• GIVEN INSTRUCTION
Exclude images, then output the remaining data verbatim.

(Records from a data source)

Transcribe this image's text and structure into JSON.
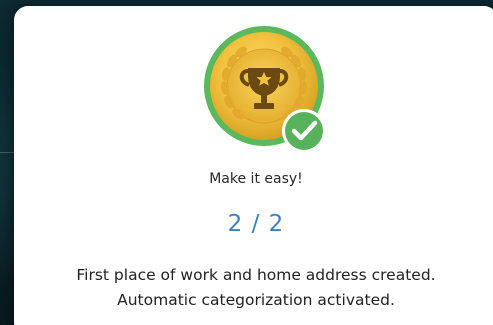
{
  "achievement": {
    "title": "Make it easy!",
    "progress_text": "2 / 2",
    "description_lines": [
      "First place of work and home address created.",
      "Automatic categorization activated."
    ],
    "badge_icon": "trophy-star-icon",
    "status_icon": "checkmark-icon"
  },
  "colors": {
    "medal_gold": "#e6b73a",
    "medal_ring": "#5cb85c",
    "check_badge": "#58b25b",
    "progress_text": "#3f7fbd"
  }
}
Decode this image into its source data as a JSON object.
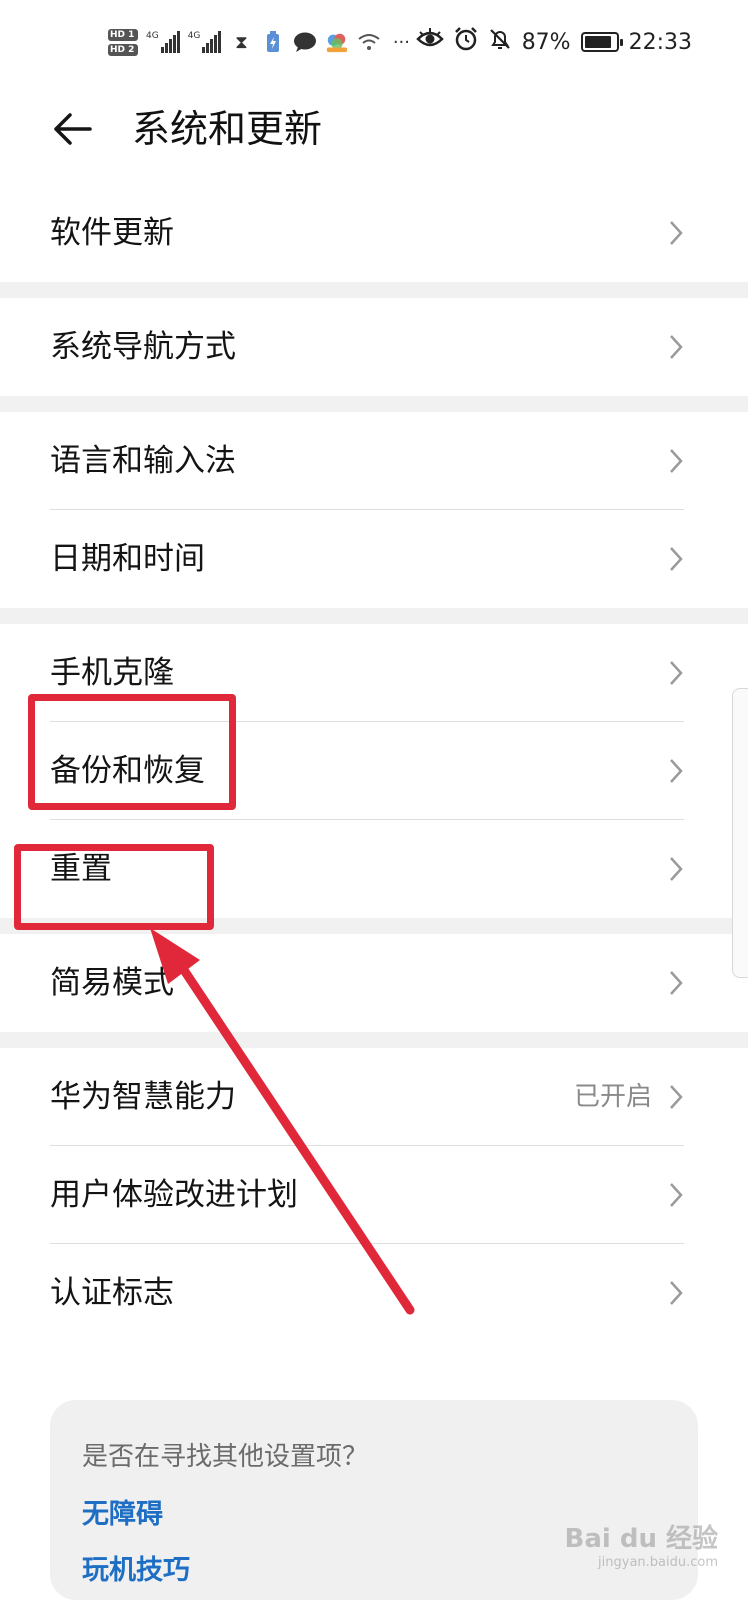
{
  "status_bar": {
    "hd1": "HD 1",
    "hd2": "HD 2",
    "sig1_label": "4G",
    "sig2_label": "4G",
    "battery_text": "87%",
    "battery_level": 0.87,
    "time": "22:33"
  },
  "header": {
    "title": "系统和更新"
  },
  "groups": [
    {
      "items": [
        {
          "label": "软件更新"
        }
      ]
    },
    {
      "items": [
        {
          "label": "系统导航方式"
        }
      ]
    },
    {
      "items": [
        {
          "label": "语言和输入法"
        },
        {
          "label": "日期和时间"
        }
      ]
    },
    {
      "items": [
        {
          "label": "手机克隆"
        },
        {
          "label": "备份和恢复"
        },
        {
          "label": "重置"
        }
      ]
    },
    {
      "items": [
        {
          "label": "简易模式"
        }
      ]
    },
    {
      "items": [
        {
          "label": "华为智慧能力",
          "value": "已开启"
        },
        {
          "label": "用户体验改进计划"
        },
        {
          "label": "认证标志"
        }
      ]
    }
  ],
  "suggest": {
    "question": "是否在寻找其他设置项？",
    "links": [
      "无障碍",
      "玩机技巧"
    ]
  },
  "watermark": {
    "brand": "Bai du 经验",
    "sub": "jingyan.baidu.com"
  },
  "colors": {
    "annotation": "#e0283a",
    "link": "#1e6fc4",
    "background": "#f1f1f1"
  }
}
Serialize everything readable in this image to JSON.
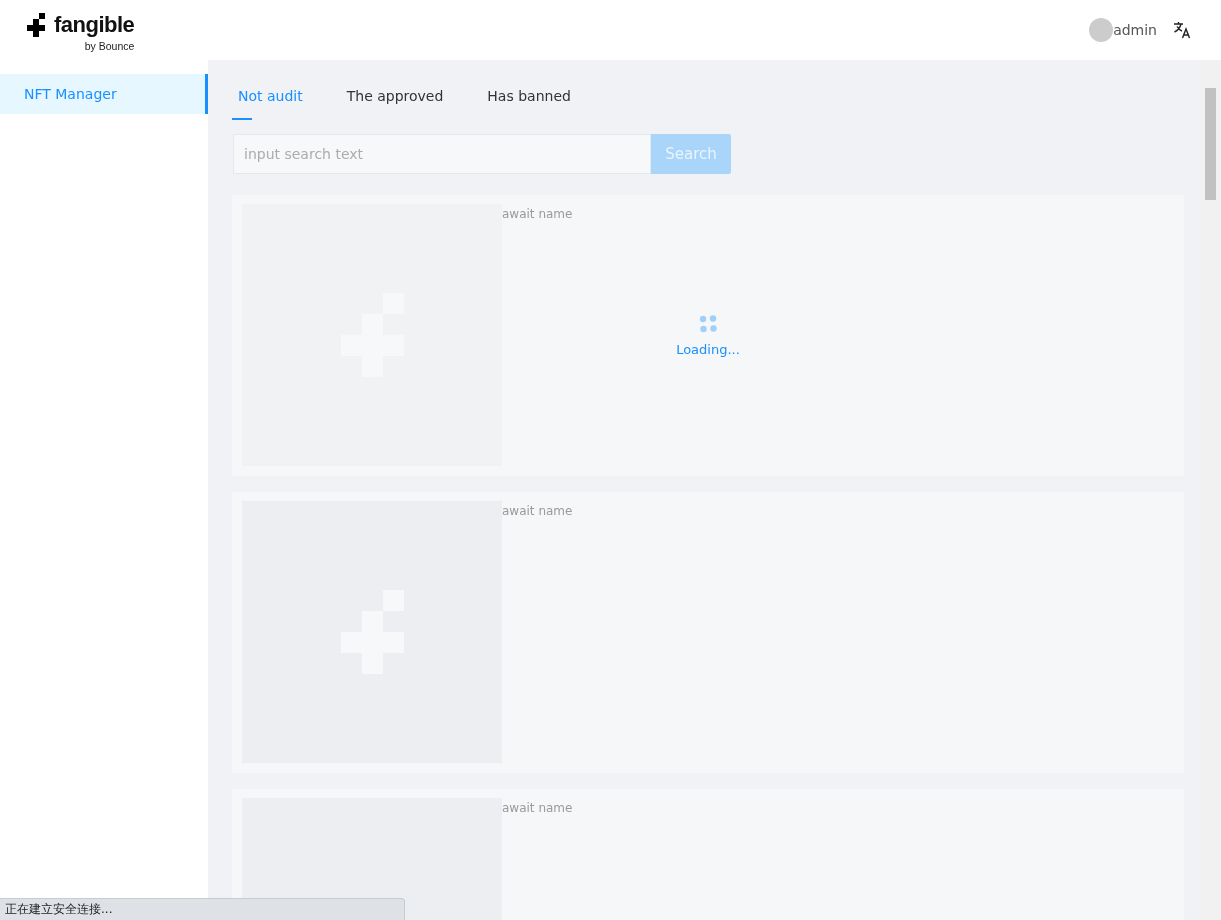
{
  "logo": {
    "name": "fangible",
    "byline": "by Bounce"
  },
  "header": {
    "user": "admin"
  },
  "sidebar": {
    "items": [
      {
        "label": "NFT Manager",
        "selected": true
      }
    ]
  },
  "tabs": [
    {
      "label": "Not audit",
      "selected": true
    },
    {
      "label": "The approved",
      "selected": false
    },
    {
      "label": "Has banned",
      "selected": false
    }
  ],
  "search": {
    "placeholder": "input search text",
    "button": "Search"
  },
  "cards": [
    {
      "name": "await name",
      "loading": true,
      "loading_text": "Loading..."
    },
    {
      "name": "await name",
      "loading": false
    },
    {
      "name": "await name",
      "loading": false
    }
  ],
  "status_bubble": "正在建立安全连接..."
}
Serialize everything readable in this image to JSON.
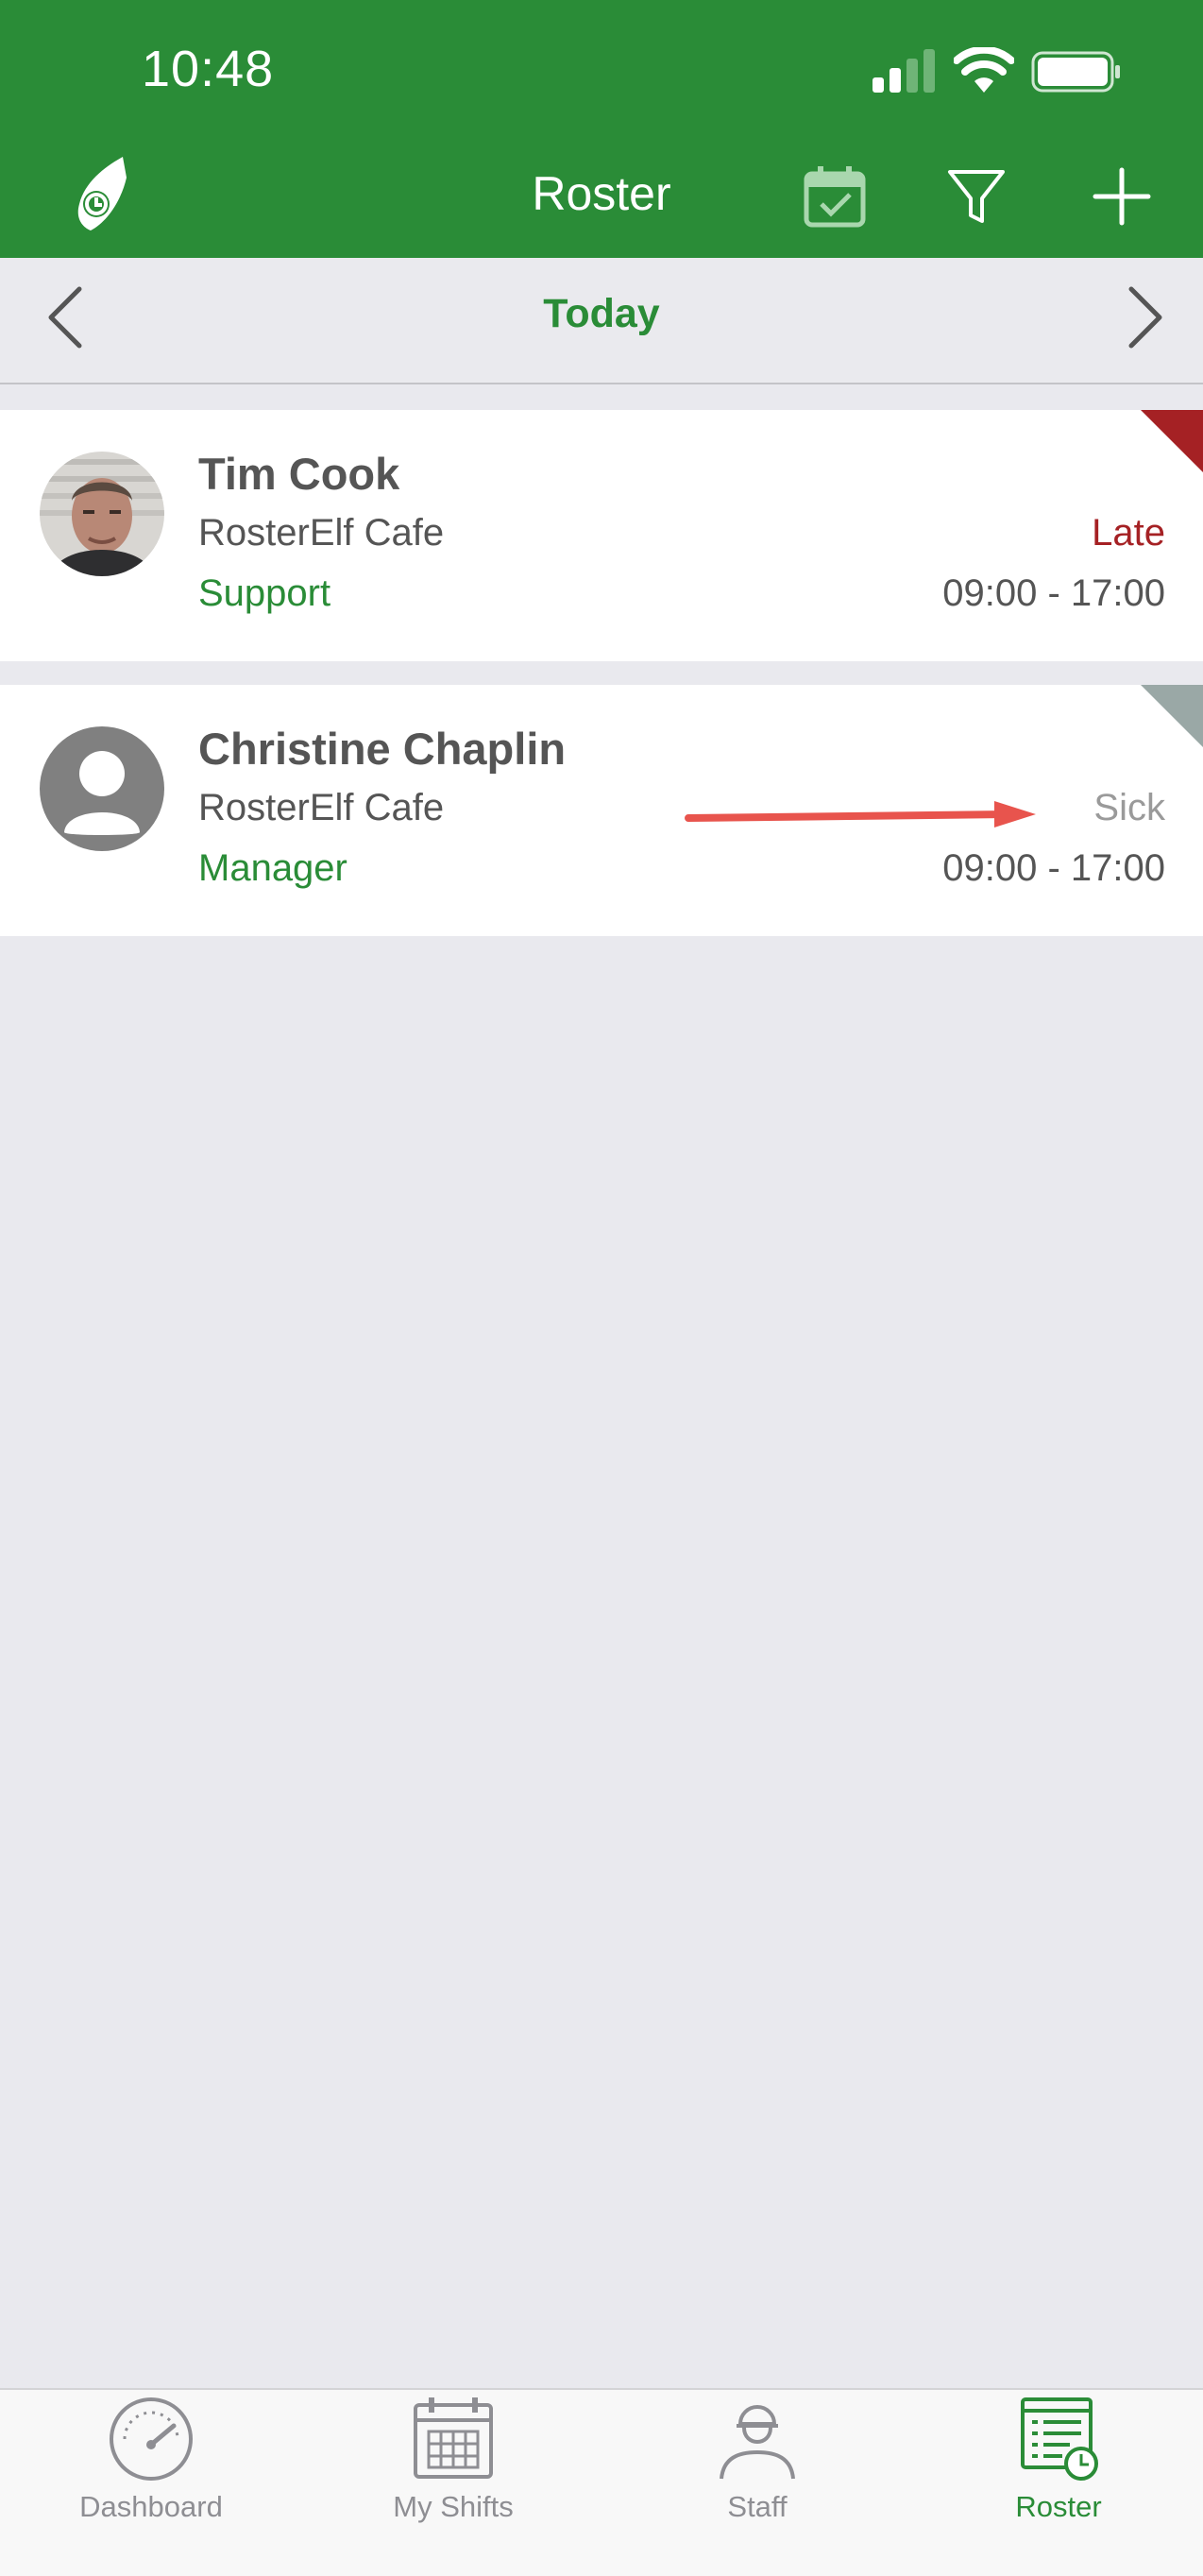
{
  "status_bar": {
    "time": "10:48"
  },
  "nav": {
    "title": "Roster"
  },
  "day_nav": {
    "label": "Today"
  },
  "colors": {
    "brand_green": "#2A8C37",
    "late_red": "#A52124",
    "sick_gray": "#9AA8A6"
  },
  "roster": [
    {
      "name": "Tim Cook",
      "location": "RosterElf Cafe",
      "role": "Support",
      "status": "Late",
      "time": "09:00 - 17:00"
    },
    {
      "name": "Christine Chaplin",
      "location": "RosterElf Cafe",
      "role": "Manager",
      "status": "Sick",
      "time": "09:00 - 17:00"
    }
  ],
  "tabbar": {
    "items": [
      {
        "label": "Dashboard",
        "icon": "dashboard-gauge-icon"
      },
      {
        "label": "My Shifts",
        "icon": "calendar-grid-icon"
      },
      {
        "label": "Staff",
        "icon": "worker-helmet-icon"
      },
      {
        "label": "Roster",
        "icon": "roster-list-clock-icon",
        "active": true
      }
    ]
  }
}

• TASK SOLUTION
Transcribe this image's text and structure into JSON.
{
  "achievement": {
    "title": "Make it easy!",
    "progress_text": "2 / 2",
    "description_lines": [
      "First place of work and home address created.",
      "Automatic categorization activated."
    ],
    "badge_icon": "trophy-star-icon",
    "status_icon": "checkmark-icon"
  },
  "colors": {
    "medal_gold": "#e6b73a",
    "medal_ring": "#5cb85c",
    "check_badge": "#58b25b",
    "progress_text": "#3f7fbd"
  }
}
Decode this image into its source data as a JSON object.
{
  "status_bar": {
    "hd1": "HD 1",
    "hd2": "HD 2",
    "sig1_label": "4G",
    "sig2_label": "4G",
    "battery_text": "87%",
    "battery_level": 0.87,
    "time": "22:33"
  },
  "header": {
    "title": "系统和更新"
  },
  "groups": [
    {
      "items": [
        {
          "label": "软件更新"
        }
      ]
    },
    {
      "items": [
        {
          "label": "系统导航方式"
        }
      ]
    },
    {
      "items": [
        {
          "label": "语言和输入法"
        },
        {
          "label": "日期和时间"
        }
      ]
    },
    {
      "items": [
        {
          "label": "手机克隆"
        },
        {
          "label": "备份和恢复"
        },
        {
          "label": "重置"
        }
      ]
    },
    {
      "items": [
        {
          "label": "简易模式"
        }
      ]
    },
    {
      "items": [
        {
          "label": "华为智慧能力",
          "value": "已开启"
        },
        {
          "label": "用户体验改进计划"
        },
        {
          "label": "认证标志"
        }
      ]
    }
  ],
  "suggest": {
    "question": "是否在寻找其他设置项？",
    "links": [
      "无障碍",
      "玩机技巧"
    ]
  },
  "watermark": {
    "brand": "Bai du 经验",
    "sub": "jingyan.baidu.com"
  },
  "colors": {
    "annotation": "#e0283a",
    "link": "#1e6fc4",
    "background": "#f1f1f1"
  }
}
Serialize everything readable in this image to JSON.
{
  "logo": {
    "name": "fangible",
    "byline": "by Bounce"
  },
  "header": {
    "user": "admin"
  },
  "sidebar": {
    "items": [
      {
        "label": "NFT Manager",
        "selected": true
      }
    ]
  },
  "tabs": [
    {
      "label": "Not audit",
      "selected": true
    },
    {
      "label": "The approved",
      "selected": false
    },
    {
      "label": "Has banned",
      "selected": false
    }
  ],
  "search": {
    "placeholder": "input search text",
    "button": "Search"
  },
  "cards": [
    {
      "name": "await name",
      "loading": true,
      "loading_text": "Loading..."
    },
    {
      "name": "await name",
      "loading": false
    },
    {
      "name": "await name",
      "loading": false
    }
  ],
  "status_bubble": "正在建立安全连接..."
}
Serialize everything readable in this image to JSON.
{
  "status_bar": {
    "time": "10:48"
  },
  "nav": {
    "title": "Roster"
  },
  "day_nav": {
    "label": "Today"
  },
  "colors": {
    "brand_green": "#2A8C37",
    "late_red": "#A52124",
    "sick_gray": "#9AA8A6"
  },
  "roster": [
    {
      "name": "Tim Cook",
      "location": "RosterElf Cafe",
      "role": "Support",
      "status": "Late",
      "time": "09:00 - 17:00"
    },
    {
      "name": "Christine Chaplin",
      "location": "RosterElf Cafe",
      "role": "Manager",
      "status": "Sick",
      "time": "09:00 - 17:00"
    }
  ],
  "tabbar": {
    "items": [
      {
        "label": "Dashboard",
        "icon": "dashboard-gauge-icon"
      },
      {
        "label": "My Shifts",
        "icon": "calendar-grid-icon"
      },
      {
        "label": "Staff",
        "icon": "worker-helmet-icon"
      },
      {
        "label": "Roster",
        "icon": "roster-list-clock-icon",
        "active": true
      }
    ]
  }
}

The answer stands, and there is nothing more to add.